▶ [Work to be completed] The entries below should be quoted exactly, with no pictures carried over.

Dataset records
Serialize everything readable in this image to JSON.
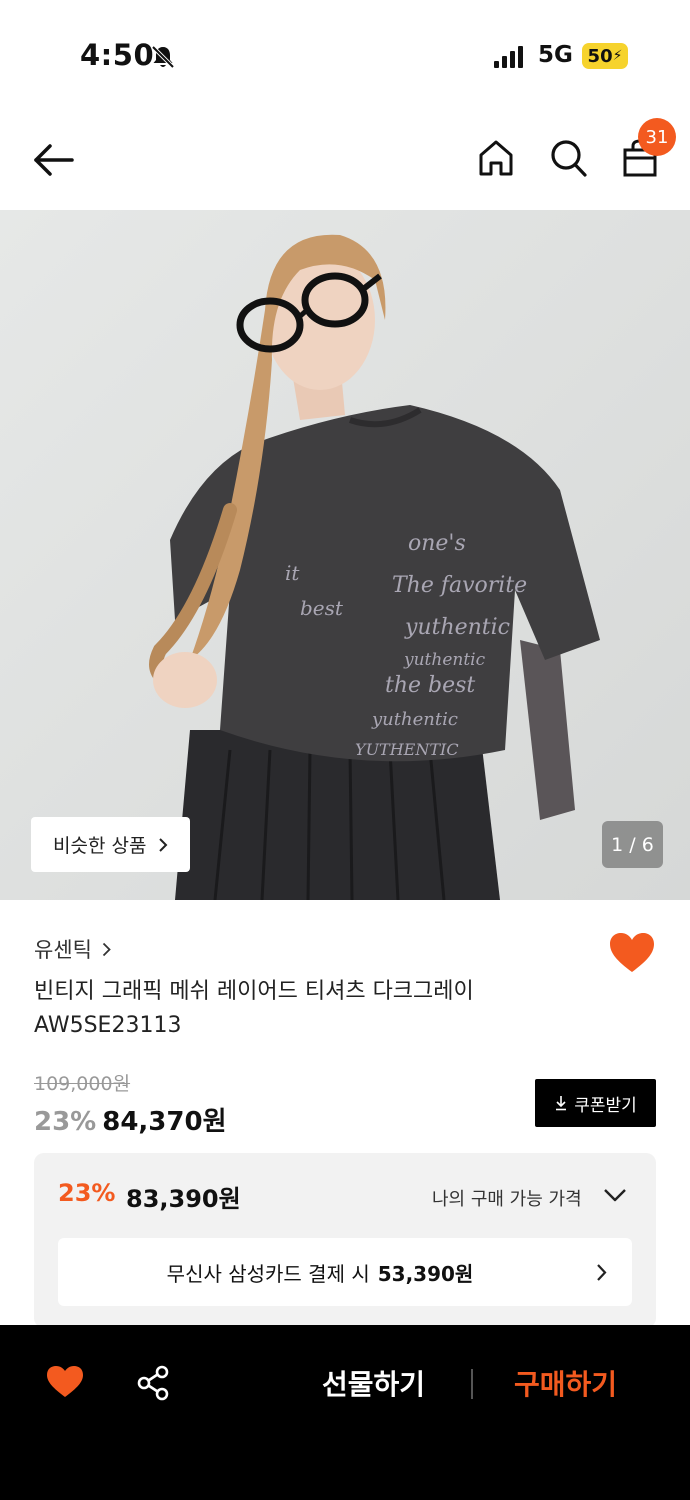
{
  "status_bar": {
    "time": "4:50",
    "network": "5G",
    "battery": "50"
  },
  "header": {
    "cart_count": "31"
  },
  "hero": {
    "similar_label": "비슷한 상품",
    "page_indicator": "1 / 6"
  },
  "product": {
    "brand": "유센틱",
    "name_line1": "빈티지 그래픽 메쉬 레이어드 티셔츠 다크그레이",
    "name_line2": "AW5SE23113",
    "original_price": "109,000원",
    "discount": "23%",
    "sale_price": "84,370원",
    "coupon_label": "쿠폰받기"
  },
  "my_price": {
    "discount": "23%",
    "price": "83,390원",
    "label": "나의 구매 가능 가격",
    "card_offer_text": "무신사 삼성카드 결제 시",
    "card_offer_price": "53,390원"
  },
  "bottom_bar": {
    "gift_label": "선물하기",
    "buy_label": "구매하기"
  },
  "colors": {
    "accent": "#f35a1f",
    "battery": "#f6d32d",
    "dark": "#000000"
  },
  "icons": [
    "bell-slash-icon",
    "signal-icon",
    "back-arrow-icon",
    "home-icon",
    "search-icon",
    "shopping-bag-icon",
    "heart-icon",
    "chevron-down-icon",
    "chevron-right-icon",
    "download-icon",
    "share-icon"
  ]
}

▶ [Exercise result]
Serialize everything readable in this image to JSON.
{
  "status_bar": {
    "time": "4:50",
    "network": "5G",
    "battery": "50"
  },
  "header": {
    "cart_count": "31"
  },
  "hero": {
    "similar_label": "비슷한 상품",
    "page_indicator": "1 / 6"
  },
  "product": {
    "brand": "유센틱",
    "name_line1": "빈티지 그래픽 메쉬 레이어드 티셔츠 다크그레이",
    "name_line2": "AW5SE23113",
    "original_price": "109,000원",
    "discount": "23%",
    "sale_price": "84,370원",
    "coupon_label": "쿠폰받기"
  },
  "my_price": {
    "discount": "23%",
    "price": "83,390원",
    "label": "나의 구매 가능 가격",
    "card_offer_text": "무신사 삼성카드 결제 시",
    "card_offer_price": "53,390원"
  },
  "bottom_bar": {
    "gift_label": "선물하기",
    "buy_label": "구매하기"
  },
  "colors": {
    "accent": "#f35a1f",
    "battery": "#f6d32d",
    "dark": "#000000"
  },
  "icons": [
    "bell-slash-icon",
    "signal-icon",
    "back-arrow-icon",
    "home-icon",
    "search-icon",
    "shopping-bag-icon",
    "heart-icon",
    "chevron-down-icon",
    "chevron-right-icon",
    "download-icon",
    "share-icon"
  ]
}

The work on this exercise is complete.